BRANO FORNITO —
Self check-in e affitti brevi, il Consiglio di Stato dà ragione a Federalberghi
CRONACA
24 novembre 2025

Self check-in e affitti brevi, il Consiglio di Stato dà ragione a Federalberghi

Mauro de Riso

Il Consiglio di Stato ha annullato la sospensione del Tar Lazio e ha riportato pienamente in vigore l’obbligo del riconoscimento «de visu» degli alloggiati nelle strutture ricettive. Con la sentenza del 21 novembre 2025, viene ristabilita l’efficacia della circolare del Ministero dell’Interno che impone a gestori di alberghi, b&b, affittacamere, campeggi e locazioni brevi di verificare personalmente la corrispondenza tra il documento d’identità acquisito e la persona che si presenta in struttura. Il provvedimento chiarisce che l’adempimento comprende sia la trasmissione del documento alle autorità competenti sia la verifica fisica dell’identità dell’ospite. Federalberghi, intervenuta nel giudizio insieme al Viminale, ha richiamato l’impatto operativo della sentenza. «Questa procedura – afferma il presidente nazionale Bernabò Bocca – contribuisce a elevare in maniera significativa i livelli di sicurezza, a vantaggio degli ospiti e dei cittadini. Gli albergatori assolvono da sempre questo compito con grande senso civico e i risultati sono sotto gli occhi di tutti: numerosi latitanti e pericolosi malviventi sono stati individuati proprio grazie al riconoscimento degli alloggiati e al sistema alloggiati web».

ESTRATTI DELLE VOCI —
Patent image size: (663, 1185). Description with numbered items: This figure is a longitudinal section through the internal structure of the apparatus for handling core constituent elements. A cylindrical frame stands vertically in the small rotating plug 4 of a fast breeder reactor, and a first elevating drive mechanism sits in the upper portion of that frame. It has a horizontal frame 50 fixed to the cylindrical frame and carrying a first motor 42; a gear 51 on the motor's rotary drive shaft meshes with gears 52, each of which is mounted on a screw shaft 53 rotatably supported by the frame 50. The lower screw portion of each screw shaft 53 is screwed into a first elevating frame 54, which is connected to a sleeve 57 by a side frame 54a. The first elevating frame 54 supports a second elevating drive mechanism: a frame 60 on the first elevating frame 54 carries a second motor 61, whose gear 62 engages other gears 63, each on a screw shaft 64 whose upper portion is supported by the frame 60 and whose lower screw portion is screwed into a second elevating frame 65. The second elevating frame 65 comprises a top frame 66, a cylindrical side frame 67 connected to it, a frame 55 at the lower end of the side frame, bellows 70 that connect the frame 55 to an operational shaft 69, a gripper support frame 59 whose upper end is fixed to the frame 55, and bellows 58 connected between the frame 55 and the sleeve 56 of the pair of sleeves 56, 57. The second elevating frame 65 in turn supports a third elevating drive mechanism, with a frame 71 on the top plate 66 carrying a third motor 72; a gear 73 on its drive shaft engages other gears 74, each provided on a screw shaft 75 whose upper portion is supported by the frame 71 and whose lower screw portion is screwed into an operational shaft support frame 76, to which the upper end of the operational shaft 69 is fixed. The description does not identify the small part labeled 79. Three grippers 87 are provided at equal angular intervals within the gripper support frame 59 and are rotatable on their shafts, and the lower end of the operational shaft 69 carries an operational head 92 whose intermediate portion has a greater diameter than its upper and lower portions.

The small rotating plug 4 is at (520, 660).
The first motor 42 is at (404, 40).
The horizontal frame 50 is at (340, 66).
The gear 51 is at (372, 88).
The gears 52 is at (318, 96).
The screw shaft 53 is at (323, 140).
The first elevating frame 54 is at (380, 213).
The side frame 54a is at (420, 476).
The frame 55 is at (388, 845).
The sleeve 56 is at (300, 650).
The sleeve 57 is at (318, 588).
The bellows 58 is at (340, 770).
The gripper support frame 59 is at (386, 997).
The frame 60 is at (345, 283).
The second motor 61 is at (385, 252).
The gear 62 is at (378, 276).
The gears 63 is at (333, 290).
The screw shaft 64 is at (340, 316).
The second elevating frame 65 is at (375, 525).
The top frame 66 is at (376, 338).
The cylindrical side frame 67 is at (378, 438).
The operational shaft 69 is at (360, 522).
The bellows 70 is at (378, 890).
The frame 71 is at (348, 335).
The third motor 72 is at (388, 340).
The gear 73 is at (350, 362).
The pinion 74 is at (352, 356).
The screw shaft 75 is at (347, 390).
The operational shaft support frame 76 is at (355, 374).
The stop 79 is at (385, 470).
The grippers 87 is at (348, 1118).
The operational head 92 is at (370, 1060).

CONSEGNA 1 — Traduci in inglese questa frase del brano sul self check-in: «Il provvedimento chiarisce che l’adempimento comprende sia la trasmissione del documento alle autorità competenti sia la verifica fisica dell’identità dell’ospite.»
CONSEGNA 2 — Riprendi il brano sul self check-in e portalo avanti dopo l'ultima frase.
Le voci qui non servono a nulla.

RISULTATO 1 — The ruling clarifies that the obligation includes both sending the document to the competent authorities and physically verifying the guest's identity.

RISULTATO 2 —
Gli episodi segnalati dal Ministero dell’Interno e dagli uffici studi di Federalberghi riguardano casi avvenuti a Viterbo, Roma, Sirmione, Brescia, Perugia, Jesolo e Montecatini, nei quali il controllo «de visu» ha consentito tempestive comunicazioni alle forze dell’ordine. Su questo quadro si inserisce anche la dichiarazione di Costanzo Iaccarino, presidente di Federalberghi Campania e Penisola Sorrentina. «La sentenza del Consiglio di Stato – afferma Iaccarino – conferma ciò che come categoria sosteniamo da sempre: la sicurezza non è un optional né un aggravio burocratico, ma un dovere che tutela tutti, a partire dalle nostre comunità locali. L’impegno quotidiano degli albergatori nel riconoscimento degli alloggiati è un presidio fondamentale di legalità. La decisione dei giudici amministrativi rafforza la serietà del nostro lavoro e rende giustizia a un principio semplice: chi ospita deve sapere chi accoglie». Iaccarino richiama anche la questione dell’uniformità normativa tra ricettività tradizionale e locazioni brevi: «perché – aggiunge – le regole devono essere uguali per tutti, senza zone d’ombra. È una vittoria di buon senso che recepisce la posizione espressa con forza dal presidente Bocca a livello nazionale e che rafforza la collaborazione con le istituzioni, unico strumento per garantire un turismo sano e sicuro».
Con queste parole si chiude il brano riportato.